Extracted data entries
• • • • • • •
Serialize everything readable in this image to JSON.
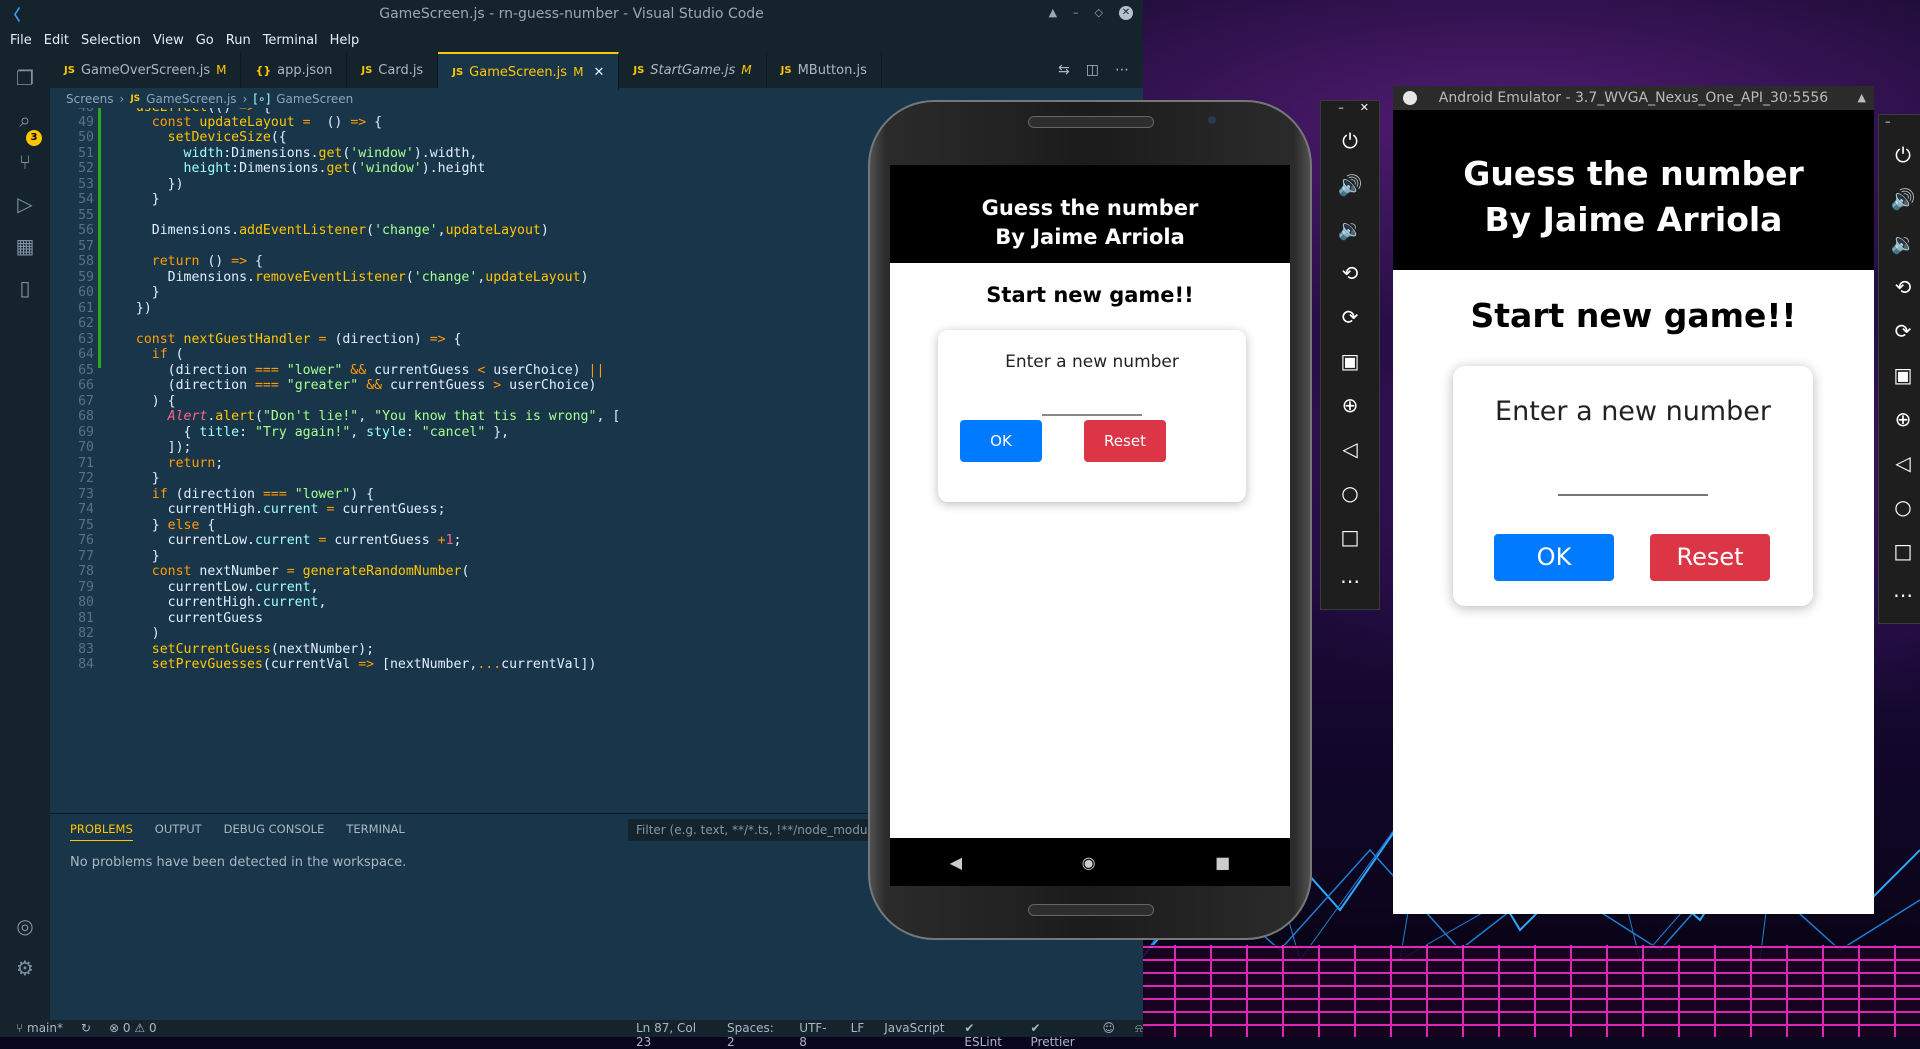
{
  "vscode": {
    "title": "GameScreen.js - rn-guess-number - Visual Studio Code",
    "menu": [
      "File",
      "Edit",
      "Selection",
      "View",
      "Go",
      "Run",
      "Terminal",
      "Help"
    ],
    "scm_badge": "3",
    "tabs": [
      {
        "label": "GameOverScreen.js",
        "kind": "JS",
        "mod": "M"
      },
      {
        "label": "app.json",
        "kind": "{}",
        "mod": ""
      },
      {
        "label": "Card.js",
        "kind": "JS",
        "mod": ""
      },
      {
        "label": "GameScreen.js",
        "kind": "JS",
        "mod": "M"
      },
      {
        "label": "StartGame.js",
        "kind": "JS",
        "mod": "M"
      },
      {
        "label": "MButton.js",
        "kind": "JS",
        "mod": ""
      }
    ],
    "breadcrumb": {
      "folder": "Screens",
      "file": "GameScreen.js",
      "symbol": "GameScreen"
    },
    "panel": {
      "tabs": [
        "PROBLEMS",
        "OUTPUT",
        "DEBUG CONSOLE",
        "TERMINAL"
      ],
      "filter_placeholder": "Filter (e.g. text, **/*.ts, !**/node_modules/**)",
      "message": "No problems have been detected in the workspace."
    },
    "status": {
      "branch": "main*",
      "problems": "⊗ 0 ⚠ 0",
      "position": "Ln 87, Col 23",
      "spaces": "Spaces: 2",
      "encoding": "UTF-8",
      "eol": "LF",
      "language": "JavaScript",
      "eslint": "✔ ESLint",
      "prettier": "✔ Prettier"
    }
  },
  "phone": {
    "header_line1": "Guess the number",
    "header_line2": "By Jaime Arriola",
    "screen_title": "Start new game!!",
    "card_label": "Enter a new number",
    "ok_label": "OK",
    "reset_label": "Reset"
  },
  "emulator2": {
    "window_title": "Android Emulator - 3.7_WVGA_Nexus_One_API_30:5556",
    "header_line1": "Guess the number",
    "header_line2": "By Jaime Arriola",
    "screen_title": "Start new game!!",
    "card_label": "Enter a new number",
    "ok_label": "OK",
    "reset_label": "Reset"
  },
  "colors": {
    "accent": "#ffc600",
    "ok": "#007bff",
    "reset": "#dc3545",
    "editor_bg": "#193549"
  }
}
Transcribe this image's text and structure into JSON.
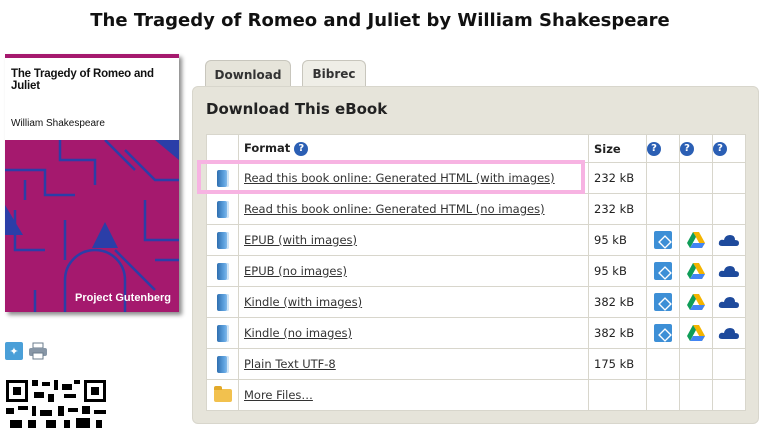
{
  "page": {
    "title": "The Tragedy of Romeo and Juliet by William Shakespeare"
  },
  "cover": {
    "title": "The Tragedy of Romeo and Juliet",
    "author": "William Shakespeare",
    "publisher": "Project Gutenberg",
    "accent": "#a5196e",
    "art_color": "#2b3ea8"
  },
  "tabs": [
    {
      "label": "Download",
      "active": true
    },
    {
      "label": "Bibrec",
      "active": false
    }
  ],
  "panel": {
    "heading": "Download This eBook",
    "columns": {
      "format": "Format",
      "size": "Size"
    },
    "rows": [
      {
        "icon": "book-icon",
        "format": "Read this book online: Generated HTML (with images)",
        "size": "232 kB",
        "services": false
      },
      {
        "icon": "book-icon",
        "format": "Read this book online: Generated HTML (no images)",
        "size": "232 kB",
        "services": false
      },
      {
        "icon": "book-icon",
        "format": "EPUB (with images)",
        "size": "95 kB",
        "services": true
      },
      {
        "icon": "book-icon",
        "format": "EPUB (no images)",
        "size": "95 kB",
        "services": true
      },
      {
        "icon": "book-icon",
        "format": "Kindle (with images)",
        "size": "382 kB",
        "services": true
      },
      {
        "icon": "book-icon",
        "format": "Kindle (no images)",
        "size": "382 kB",
        "services": true
      },
      {
        "icon": "book-icon",
        "format": "Plain Text UTF-8",
        "size": "175 kB",
        "services": false
      },
      {
        "icon": "folder-icon",
        "format": "More Files…",
        "size": "",
        "services": false
      }
    ]
  },
  "colors": {
    "panel_bg": "#e6e4da",
    "highlight": "#f7b3e2",
    "help_icon": "#2b5fb4"
  }
}
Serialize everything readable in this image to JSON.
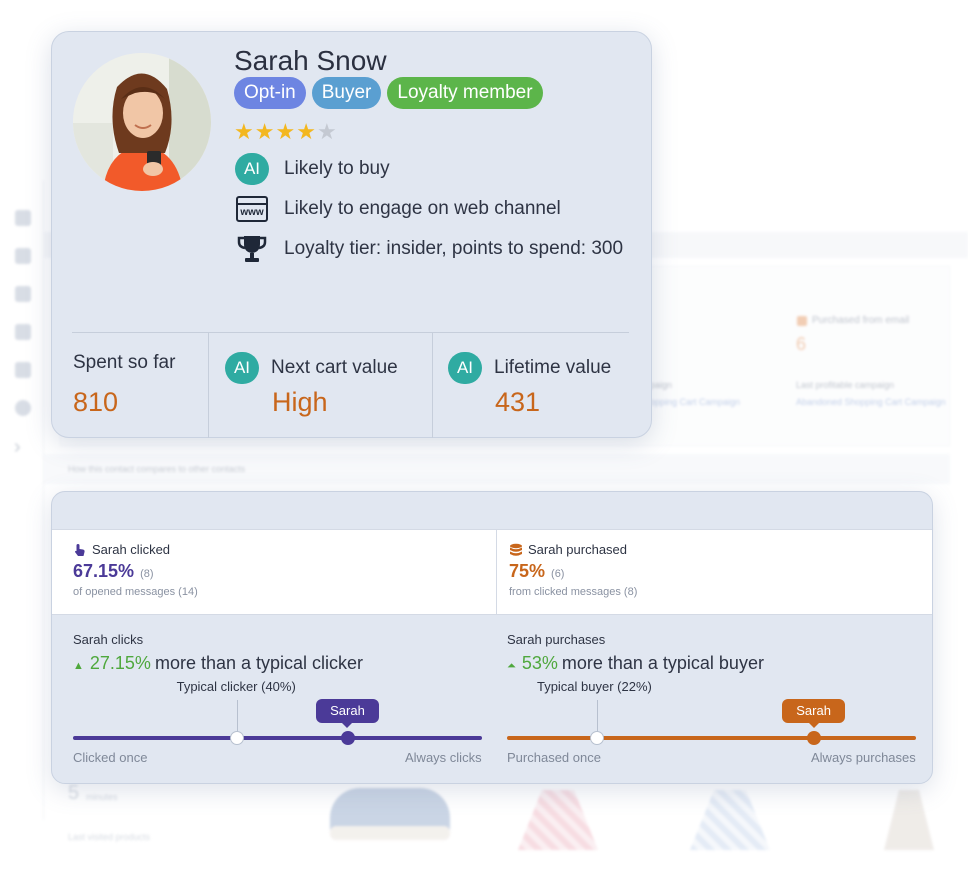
• • • • • • •
TASK STATEMENT: Except for the pictures, reproduce every line exactly.

REPLY TO THE EXERCISE:
Serialize everything readable in this image to JSON.
{
  "vscode": {
    "title": "GameScreen.js - rn-guess-number - Visual Studio Code",
    "menu": [
      "File",
      "Edit",
      "Selection",
      "View",
      "Go",
      "Run",
      "Terminal",
      "Help"
    ],
    "scm_badge": "3",
    "tabs": [
      {
        "label": "GameOverScreen.js",
        "kind": "JS",
        "mod": "M"
      },
      {
        "label": "app.json",
        "kind": "{}",
        "mod": ""
      },
      {
        "label": "Card.js",
        "kind": "JS",
        "mod": ""
      },
      {
        "label": "GameScreen.js",
        "kind": "JS",
        "mod": "M"
      },
      {
        "label": "StartGame.js",
        "kind": "JS",
        "mod": "M"
      },
      {
        "label": "MButton.js",
        "kind": "JS",
        "mod": ""
      }
    ],
    "breadcrumb": {
      "folder": "Screens",
      "file": "GameScreen.js",
      "symbol": "GameScreen"
    },
    "panel": {
      "tabs": [
        "PROBLEMS",
        "OUTPUT",
        "DEBUG CONSOLE",
        "TERMINAL"
      ],
      "filter_placeholder": "Filter (e.g. text, **/*.ts, !**/node_modules/**)",
      "message": "No problems have been detected in the workspace."
    },
    "status": {
      "branch": "main*",
      "problems": "⊗ 0 ⚠ 0",
      "position": "Ln 87, Col 23",
      "spaces": "Spaces: 2",
      "encoding": "UTF-8",
      "eol": "LF",
      "language": "JavaScript",
      "eslint": "✔ ESLint",
      "prettier": "✔ Prettier"
    }
  },
  "phone": {
    "header_line1": "Guess the number",
    "header_line2": "By Jaime Arriola",
    "screen_title": "Start new game!!",
    "card_label": "Enter a new number",
    "ok_label": "OK",
    "reset_label": "Reset"
  },
  "emulator2": {
    "window_title": "Android Emulator - 3.7_WVGA_Nexus_One_API_30:5556",
    "header_line1": "Guess the number",
    "header_line2": "By Jaime Arriola",
    "screen_title": "Start new game!!",
    "card_label": "Enter a new number",
    "ok_label": "OK",
    "reset_label": "Reset"
  },
  "colors": {
    "accent": "#ffc600",
    "ok": "#007bff",
    "reset": "#dc3545",
    "editor_bg": "#193549"
  }
}
Transcribe this image's text and structure into JSON.
{
  "page": {
    "title": "The Tragedy of Romeo and Juliet by William Shakespeare"
  },
  "cover": {
    "title": "The Tragedy of Romeo and Juliet",
    "author": "William Shakespeare",
    "publisher": "Project Gutenberg",
    "accent": "#a5196e",
    "art_color": "#2b3ea8"
  },
  "tabs": [
    {
      "label": "Download",
      "active": true
    },
    {
      "label": "Bibrec",
      "active": false
    }
  ],
  "panel": {
    "heading": "Download This eBook",
    "columns": {
      "format": "Format",
      "size": "Size"
    },
    "rows": [
      {
        "icon": "book-icon",
        "format": "Read this book online: Generated HTML (with images)",
        "size": "232 kB",
        "services": false
      },
      {
        "icon": "book-icon",
        "format": "Read this book online: Generated HTML (no images)",
        "size": "232 kB",
        "services": false
      },
      {
        "icon": "book-icon",
        "format": "EPUB (with images)",
        "size": "95 kB",
        "services": true
      },
      {
        "icon": "book-icon",
        "format": "EPUB (no images)",
        "size": "95 kB",
        "services": true
      },
      {
        "icon": "book-icon",
        "format": "Kindle (with images)",
        "size": "382 kB",
        "services": true
      },
      {
        "icon": "book-icon",
        "format": "Kindle (no images)",
        "size": "382 kB",
        "services": true
      },
      {
        "icon": "book-icon",
        "format": "Plain Text UTF-8",
        "size": "175 kB",
        "services": false
      },
      {
        "icon": "folder-icon",
        "format": "More Files…",
        "size": "",
        "services": false
      }
    ]
  },
  "colors": {
    "panel_bg": "#e6e4da",
    "highlight": "#f7b3e2",
    "help_icon": "#2b5fb4"
  }
}
Serialize everything readable in this image to JSON.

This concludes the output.